**DIRECTIONS FOR THIS TASK:** The task calls for each line of the records below in which the word "more" appears.

___ DATA SECTION ___

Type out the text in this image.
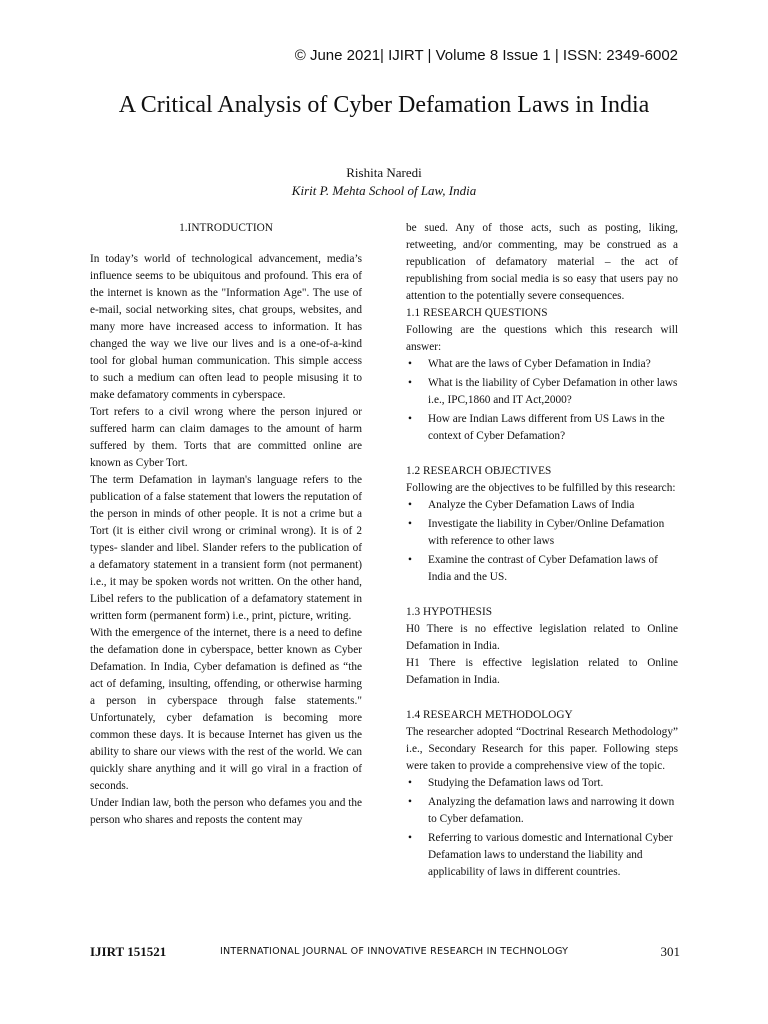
© June 2021| IJIRT | Volume 8 Issue 1 | ISSN: 2349-6002
A Critical Analysis of Cyber Defamation Laws in India
Rishita Naredi
Kirit P. Mehta School of Law, India

1.INTRODUCTION

In today’s world of technological advancement, media’s influence seems to be ubiquitous and profound. This era of the internet is known as the "Information Age". The use of e-mail, social networking sites, chat groups, websites, and many more have increased access to information. It has changed the way we live our lives and is a one-of-a-kind tool for global human communication. This simple access to such a medium can often lead to people misusing it to make defamatory comments in cyberspace.

Tort refers to a civil wrong where the person injured or suffered harm can claim damages to the amount of harm suffered by them. Torts that are committed online are known as Cyber Tort.

The term Defamation in layman's language refers to the publication of a false statement that lowers the reputation of the person in minds of other people. It is not a crime but a Tort (it is either civil wrong or criminal wrong). It is of 2 types- slander and libel. Slander refers to the publication of a defamatory statement in a transient form (not permanent) i.e., it may be spoken words not written. On the other hand, Libel refers to the publication of a defamatory statement in written form (permanent form) i.e., print, picture, writing.

With the emergence of the internet, there is a need to define the defamation done in cyberspace, better known as Cyber Defamation. In India, Cyber defamation is defined as “the act of defaming, insulting, offending, or otherwise harming a person in cyberspace through false statements." Unfortunately, cyber defamation is becoming more common these days. It is because Internet has given us the ability to share our views with the rest of the world. We can quickly share anything and it will go viral in a fraction of seconds.

Under Indian law, both the person who defames you and the person who shares and reposts the content may

be sued. Any of those acts, such as posting, liking, retweeting, and/or commenting, may be construed as a republication of defamatory material – the act of republishing from social media is so easy that users pay no attention to the potentially severe consequences.

1.1 RESEARCH QUESTIONS

Following are the questions which this research will answer:

• What are the laws of Cyber Defamation in India?
• What is the liability of Cyber Defamation in other laws i.e., IPC,1860 and IT Act,2000?
• How are Indian Laws different from US Laws in the context of Cyber Defamation?

1.2 RESEARCH OBJECTIVES

Following are the objectives to be fulfilled by this research:

• Analyze the Cyber Defamation Laws of India
• Investigate the liability in Cyber/Online Defamation with reference to other laws
• Examine the contrast of Cyber Defamation laws of India and the US.

1.3 HYPOTHESIS

H0 There is no effective legislation related to Online Defamation in India.

H1 There is effective legislation related to Online Defamation in India.

1.4 RESEARCH METHODOLOGY

The researcher adopted “Doctrinal Research Methodology” i.e., Secondary Research for this paper. Following steps were taken to provide a comprehensive view of the topic.

• Studying the Defamation laws od Tort.
• Analyzing the defamation laws and narrowing it down to Cyber defamation.
• Referring to various domestic and International Cyber Defamation laws to understand the liability and applicability of laws in different countries.
IJIRT 151521	INTERNATIONAL JOURNAL OF INNOVATIVE RESEARCH IN TECHNOLOGY	301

___

**THE COMPLETED TASK:**
In today’s world of technological advancement, media’s influence seems to be ubiquitous and profound. This era of the internet is known as the "Information Age". The use of e-mail, social networking sites, chat groups, websites, and many more have increased access to information. It has changed the way we live our lives and is a one-of-a-kind tool for global human communication. This simple access to such a medium can often lead to people misusing it to make defamatory comments in cyberspace.
With the emergence of the internet, there is a need to define the defamation done in cyberspace, better known as Cyber Defamation. In India, Cyber defamation is defined as “the act of defaming, insulting, offending, or otherwise harming a person in cyberspace through false statements." Unfortunately, cyber defamation is becoming more common these days. It is because Internet has given us the ability to share our views with the rest of the world. We can quickly share anything and it will go viral in a fraction of seconds.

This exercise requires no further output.